**EXCERPTED DATA**
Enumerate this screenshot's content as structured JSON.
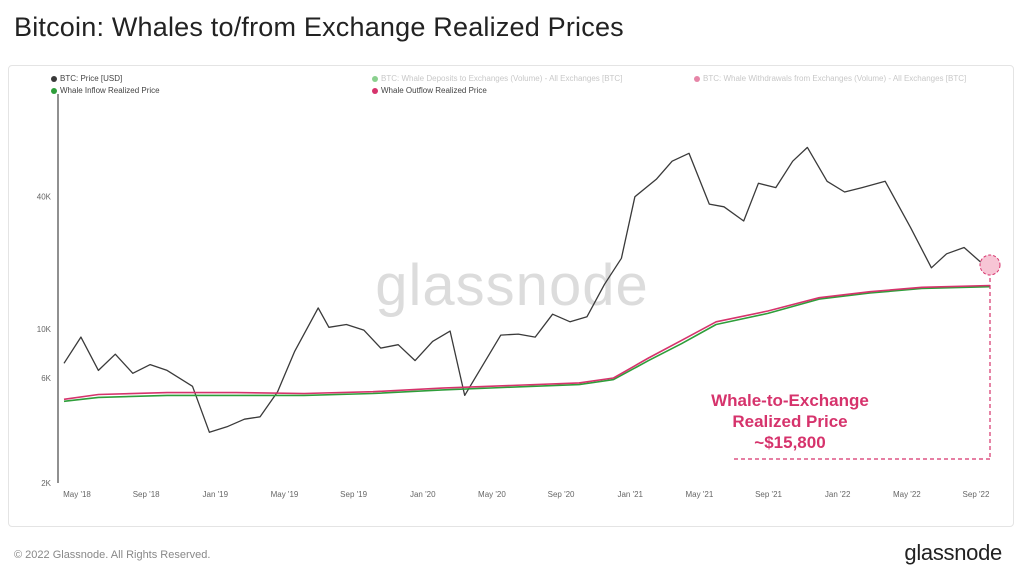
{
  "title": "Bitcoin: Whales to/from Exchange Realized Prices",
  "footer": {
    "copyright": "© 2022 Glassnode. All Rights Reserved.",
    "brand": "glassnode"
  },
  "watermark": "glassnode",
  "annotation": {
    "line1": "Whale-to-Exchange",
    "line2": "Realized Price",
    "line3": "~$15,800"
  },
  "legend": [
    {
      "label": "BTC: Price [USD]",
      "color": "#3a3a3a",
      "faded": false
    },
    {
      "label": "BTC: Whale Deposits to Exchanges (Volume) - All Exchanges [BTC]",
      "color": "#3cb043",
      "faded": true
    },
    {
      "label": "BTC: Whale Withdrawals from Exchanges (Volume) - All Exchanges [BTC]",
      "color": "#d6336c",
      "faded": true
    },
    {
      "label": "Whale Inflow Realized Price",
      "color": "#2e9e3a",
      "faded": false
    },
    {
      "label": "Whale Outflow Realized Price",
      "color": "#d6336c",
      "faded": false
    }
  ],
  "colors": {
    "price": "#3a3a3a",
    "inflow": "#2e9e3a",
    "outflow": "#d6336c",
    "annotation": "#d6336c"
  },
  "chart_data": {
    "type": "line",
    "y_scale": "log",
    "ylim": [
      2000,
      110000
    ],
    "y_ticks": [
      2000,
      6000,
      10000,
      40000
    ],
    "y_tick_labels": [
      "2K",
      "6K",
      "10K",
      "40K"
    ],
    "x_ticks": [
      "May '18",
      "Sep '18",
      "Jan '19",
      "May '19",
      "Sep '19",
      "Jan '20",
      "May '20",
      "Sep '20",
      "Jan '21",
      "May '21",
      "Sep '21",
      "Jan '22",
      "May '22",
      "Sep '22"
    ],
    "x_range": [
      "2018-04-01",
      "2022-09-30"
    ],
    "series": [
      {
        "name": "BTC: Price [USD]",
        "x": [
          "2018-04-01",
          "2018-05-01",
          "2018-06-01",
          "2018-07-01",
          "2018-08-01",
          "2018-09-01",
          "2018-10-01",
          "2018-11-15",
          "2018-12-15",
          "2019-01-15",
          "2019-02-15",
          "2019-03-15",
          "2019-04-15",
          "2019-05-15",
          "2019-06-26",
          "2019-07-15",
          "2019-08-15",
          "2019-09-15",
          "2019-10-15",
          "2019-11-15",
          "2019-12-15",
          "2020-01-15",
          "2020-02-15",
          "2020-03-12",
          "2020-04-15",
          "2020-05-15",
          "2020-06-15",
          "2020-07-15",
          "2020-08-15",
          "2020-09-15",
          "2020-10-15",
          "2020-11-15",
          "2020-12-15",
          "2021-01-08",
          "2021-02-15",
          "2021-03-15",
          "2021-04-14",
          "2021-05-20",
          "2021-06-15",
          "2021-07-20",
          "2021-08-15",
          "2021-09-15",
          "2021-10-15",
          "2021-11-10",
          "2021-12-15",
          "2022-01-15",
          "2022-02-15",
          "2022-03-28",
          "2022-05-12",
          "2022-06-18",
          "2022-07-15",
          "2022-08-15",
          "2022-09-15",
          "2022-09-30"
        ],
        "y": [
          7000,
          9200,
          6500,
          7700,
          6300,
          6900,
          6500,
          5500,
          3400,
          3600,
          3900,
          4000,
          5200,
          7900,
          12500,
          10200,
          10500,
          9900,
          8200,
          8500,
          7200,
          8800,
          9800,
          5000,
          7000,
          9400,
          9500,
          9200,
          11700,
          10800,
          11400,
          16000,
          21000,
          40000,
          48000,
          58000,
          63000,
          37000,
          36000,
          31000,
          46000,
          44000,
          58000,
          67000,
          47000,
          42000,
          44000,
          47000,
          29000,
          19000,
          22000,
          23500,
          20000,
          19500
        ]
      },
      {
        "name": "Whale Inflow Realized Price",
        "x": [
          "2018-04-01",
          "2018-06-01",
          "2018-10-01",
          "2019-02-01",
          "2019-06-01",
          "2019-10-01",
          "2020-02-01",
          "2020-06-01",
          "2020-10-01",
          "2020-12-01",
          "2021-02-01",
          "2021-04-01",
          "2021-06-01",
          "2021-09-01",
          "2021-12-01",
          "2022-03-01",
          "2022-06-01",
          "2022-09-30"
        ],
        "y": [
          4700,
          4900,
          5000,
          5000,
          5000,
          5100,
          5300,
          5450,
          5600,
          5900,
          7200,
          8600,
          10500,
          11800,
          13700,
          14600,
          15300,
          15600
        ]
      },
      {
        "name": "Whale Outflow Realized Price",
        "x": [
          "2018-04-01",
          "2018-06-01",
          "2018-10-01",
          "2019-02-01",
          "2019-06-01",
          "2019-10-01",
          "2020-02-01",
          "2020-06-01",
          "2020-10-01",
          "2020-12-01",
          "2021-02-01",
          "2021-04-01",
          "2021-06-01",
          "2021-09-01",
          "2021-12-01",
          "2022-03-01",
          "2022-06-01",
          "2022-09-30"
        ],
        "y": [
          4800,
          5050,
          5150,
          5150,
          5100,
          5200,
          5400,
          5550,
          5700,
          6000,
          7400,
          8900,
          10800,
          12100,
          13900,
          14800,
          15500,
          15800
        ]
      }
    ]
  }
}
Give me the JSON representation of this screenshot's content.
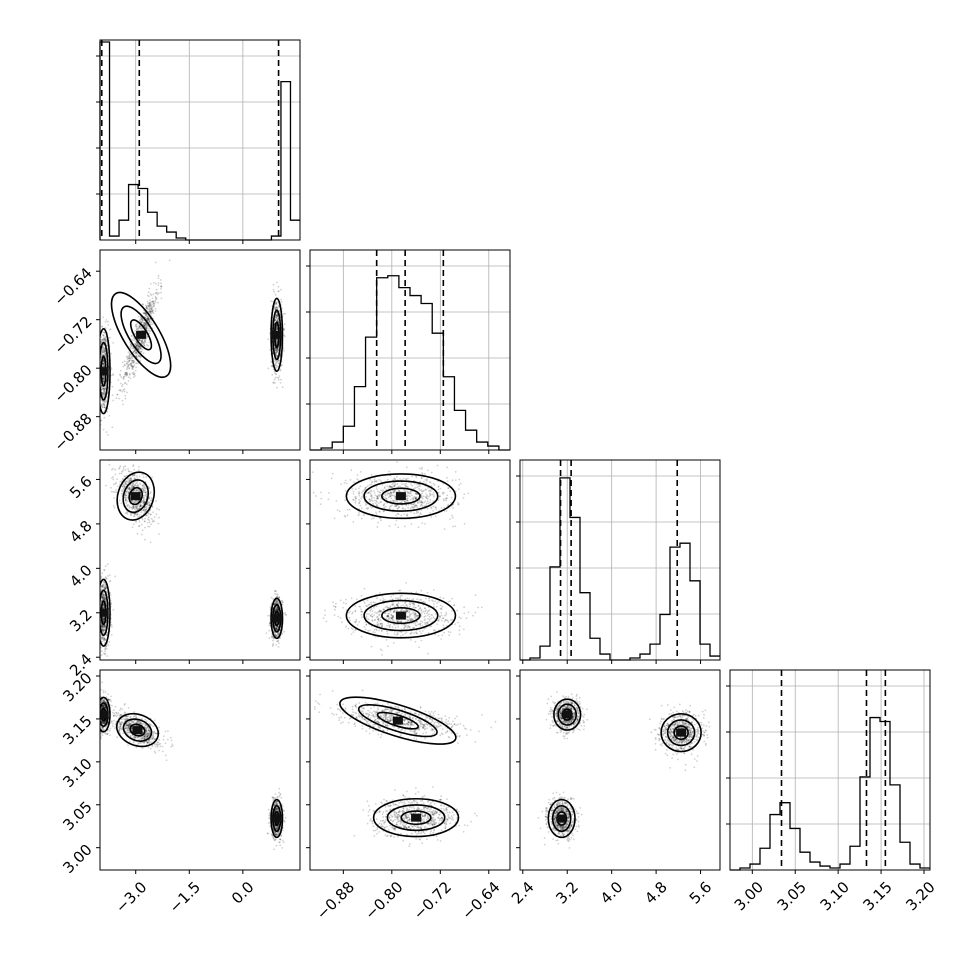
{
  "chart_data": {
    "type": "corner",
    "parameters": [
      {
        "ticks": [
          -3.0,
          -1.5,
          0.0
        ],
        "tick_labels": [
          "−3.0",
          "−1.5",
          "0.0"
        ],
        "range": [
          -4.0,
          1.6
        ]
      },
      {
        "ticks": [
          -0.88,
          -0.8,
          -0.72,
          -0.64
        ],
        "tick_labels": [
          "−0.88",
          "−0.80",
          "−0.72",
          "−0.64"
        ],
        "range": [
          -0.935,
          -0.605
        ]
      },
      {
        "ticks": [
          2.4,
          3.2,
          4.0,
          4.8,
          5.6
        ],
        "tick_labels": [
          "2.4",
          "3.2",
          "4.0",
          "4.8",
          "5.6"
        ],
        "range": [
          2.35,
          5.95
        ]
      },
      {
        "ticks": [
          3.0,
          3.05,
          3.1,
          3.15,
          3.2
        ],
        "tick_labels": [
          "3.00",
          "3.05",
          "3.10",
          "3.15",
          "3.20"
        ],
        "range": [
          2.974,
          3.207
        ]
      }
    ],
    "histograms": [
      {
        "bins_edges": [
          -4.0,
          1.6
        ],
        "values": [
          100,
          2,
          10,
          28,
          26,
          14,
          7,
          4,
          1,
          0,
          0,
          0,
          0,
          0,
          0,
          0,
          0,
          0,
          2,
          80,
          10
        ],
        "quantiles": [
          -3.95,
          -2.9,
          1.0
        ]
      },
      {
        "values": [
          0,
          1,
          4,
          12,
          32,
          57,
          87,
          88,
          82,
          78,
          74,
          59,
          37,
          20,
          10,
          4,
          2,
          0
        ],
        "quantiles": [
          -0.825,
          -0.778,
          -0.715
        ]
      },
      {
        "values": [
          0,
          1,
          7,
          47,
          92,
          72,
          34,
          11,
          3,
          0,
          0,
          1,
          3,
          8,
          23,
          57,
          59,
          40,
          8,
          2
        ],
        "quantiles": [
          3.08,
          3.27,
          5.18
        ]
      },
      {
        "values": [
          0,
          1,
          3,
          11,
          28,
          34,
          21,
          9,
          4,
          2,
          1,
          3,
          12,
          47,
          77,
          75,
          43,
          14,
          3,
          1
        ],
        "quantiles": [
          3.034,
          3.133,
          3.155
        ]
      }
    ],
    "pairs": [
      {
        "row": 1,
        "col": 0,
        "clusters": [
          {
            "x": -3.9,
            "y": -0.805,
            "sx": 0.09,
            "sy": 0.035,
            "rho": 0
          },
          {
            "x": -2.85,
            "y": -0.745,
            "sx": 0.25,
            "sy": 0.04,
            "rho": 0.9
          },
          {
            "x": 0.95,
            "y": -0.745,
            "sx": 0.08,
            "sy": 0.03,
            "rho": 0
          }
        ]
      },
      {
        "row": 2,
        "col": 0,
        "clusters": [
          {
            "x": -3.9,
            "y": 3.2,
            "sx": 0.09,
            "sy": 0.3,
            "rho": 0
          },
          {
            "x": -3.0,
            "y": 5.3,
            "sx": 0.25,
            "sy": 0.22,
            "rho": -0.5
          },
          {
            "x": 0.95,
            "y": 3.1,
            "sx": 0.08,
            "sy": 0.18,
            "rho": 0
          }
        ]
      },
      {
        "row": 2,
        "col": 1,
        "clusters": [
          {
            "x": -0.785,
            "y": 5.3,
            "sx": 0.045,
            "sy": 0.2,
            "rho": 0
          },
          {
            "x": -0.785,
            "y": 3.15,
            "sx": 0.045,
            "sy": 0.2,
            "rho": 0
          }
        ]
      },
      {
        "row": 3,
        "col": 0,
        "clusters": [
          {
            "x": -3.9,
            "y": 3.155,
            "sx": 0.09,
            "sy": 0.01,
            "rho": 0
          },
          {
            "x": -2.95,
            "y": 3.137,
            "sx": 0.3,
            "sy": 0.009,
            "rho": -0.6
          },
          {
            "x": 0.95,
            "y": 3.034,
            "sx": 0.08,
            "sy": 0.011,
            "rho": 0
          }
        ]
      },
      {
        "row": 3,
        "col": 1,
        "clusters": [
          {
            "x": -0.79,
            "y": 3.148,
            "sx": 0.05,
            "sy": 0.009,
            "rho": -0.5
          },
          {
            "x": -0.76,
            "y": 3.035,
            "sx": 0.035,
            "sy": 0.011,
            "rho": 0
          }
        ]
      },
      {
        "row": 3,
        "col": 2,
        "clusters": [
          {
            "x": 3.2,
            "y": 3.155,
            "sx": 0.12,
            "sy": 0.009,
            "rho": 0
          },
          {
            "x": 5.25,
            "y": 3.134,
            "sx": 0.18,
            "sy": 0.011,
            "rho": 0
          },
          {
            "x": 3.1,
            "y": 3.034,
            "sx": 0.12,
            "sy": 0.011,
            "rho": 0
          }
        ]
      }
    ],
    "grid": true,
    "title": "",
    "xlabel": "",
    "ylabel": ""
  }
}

**STATED GOAL**
Gather each line of the listing that holds the string "Realized".

**REPLY TO THE EXERCISE**
  "title": "Bitcoin: Whales to/from Exchange Realized Prices",
    "line2": "Realized Price",
      "label": "Whale Inflow Realized Price",
      "label": "Whale Outflow Realized Price",
        "name": "Whale Inflow Realized Price",
        "name": "Whale Outflow Realized Price",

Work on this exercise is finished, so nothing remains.